▸ Goal:
Pull out each line in the items that contains the string "icon".

▸ Information supplied:
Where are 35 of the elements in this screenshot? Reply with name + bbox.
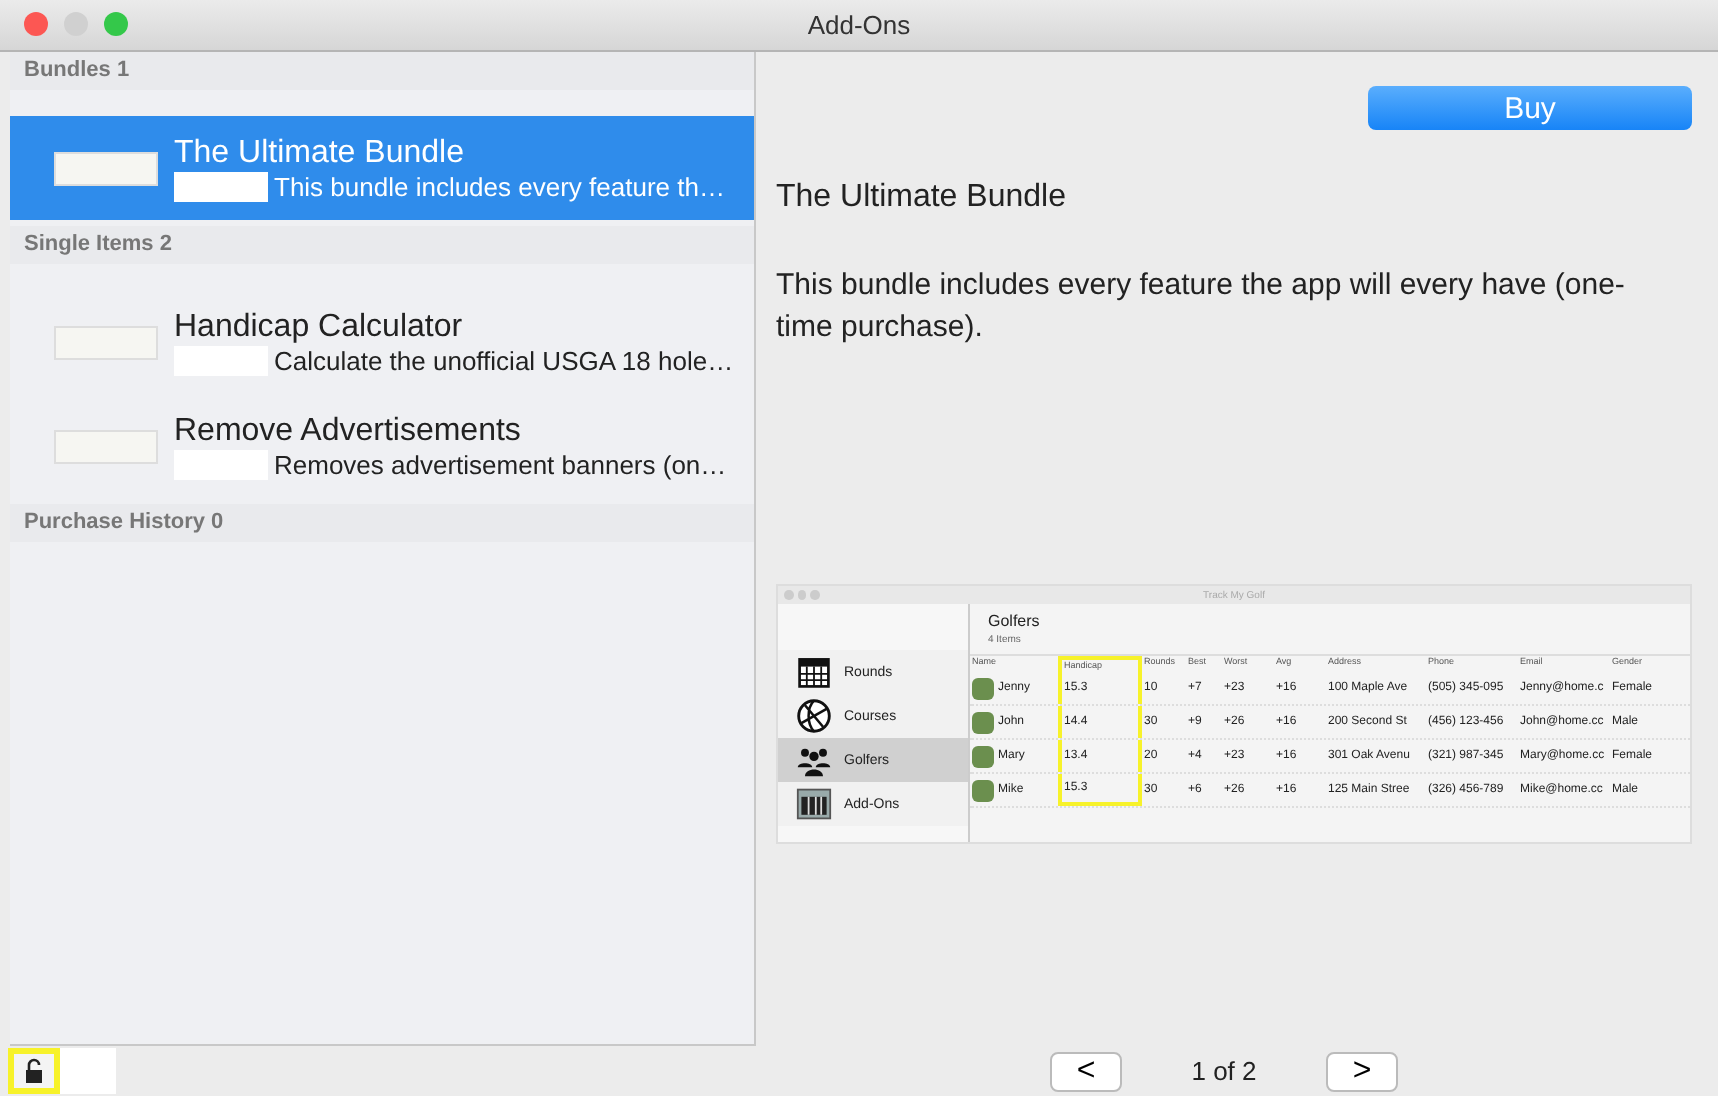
storefront-icon xyxy=(796,786,832,822)
price-placeholder xyxy=(174,172,268,202)
avatar-icon xyxy=(972,745,994,767)
product-description: Removes advertisement banners (on… xyxy=(274,450,727,480)
zoom-button[interactable] xyxy=(104,12,128,36)
preview-heading: Golfers xyxy=(986,612,1042,630)
product-description: Calculate the unofficial USGA 18 hole… xyxy=(274,346,734,376)
thumbnail-image xyxy=(54,325,158,359)
globe-icon xyxy=(796,698,832,734)
thumbnail-image xyxy=(54,429,158,463)
padlock-icon xyxy=(24,1058,44,1084)
blank-field xyxy=(60,1048,116,1094)
section-header: Bundles 1 xyxy=(10,52,754,90)
section-header: Purchase History 0 xyxy=(10,504,754,542)
detail-description: This bundle includes every feature the app will every have (one-time purchase). xyxy=(776,266,1627,348)
product-item[interactable]: Handicap Calculator Calculate the unofficial USGA 18 hole… xyxy=(10,290,754,394)
thumbnail-image xyxy=(54,151,158,185)
avatar-icon xyxy=(972,677,994,699)
product-name: The Ultimate Bundle xyxy=(174,134,466,172)
avatar-icon xyxy=(972,779,994,801)
avatar-icon xyxy=(972,711,994,733)
product-description: This bundle includes every feature th… xyxy=(274,172,725,202)
detail-title: The Ultimate Bundle xyxy=(776,180,1068,216)
page-indicator: 1 of 2 xyxy=(1189,1056,1259,1086)
calendar-icon xyxy=(796,654,832,690)
section-header: Single Items 2 xyxy=(10,226,754,264)
window-title: Add-Ons xyxy=(807,10,911,40)
previous-page-button[interactable]: < xyxy=(1050,1051,1122,1091)
product-item[interactable]: Remove Advertisements Removes advertisement banners (on… xyxy=(10,394,754,498)
lock-button[interactable] xyxy=(8,1048,60,1094)
product-name: Remove Advertisements xyxy=(174,412,523,450)
next-page-button[interactable]: > xyxy=(1326,1051,1398,1091)
close-button[interactable] xyxy=(24,12,48,36)
product-name: Handicap Calculator xyxy=(174,308,465,346)
window-controls-icon xyxy=(784,590,820,600)
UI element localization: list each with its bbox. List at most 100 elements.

▸ Exercise output:
storefront-icon xyxy=(796,786,832,822)
avatar-icon xyxy=(972,745,994,767)
globe-icon xyxy=(796,698,832,734)
padlock-icon xyxy=(24,1058,44,1084)
avatar-icon xyxy=(972,677,994,699)
avatar-icon xyxy=(972,779,994,801)
avatar-icon xyxy=(972,711,994,733)
calendar-icon xyxy=(796,654,832,690)
window-controls-icon xyxy=(784,590,820,600)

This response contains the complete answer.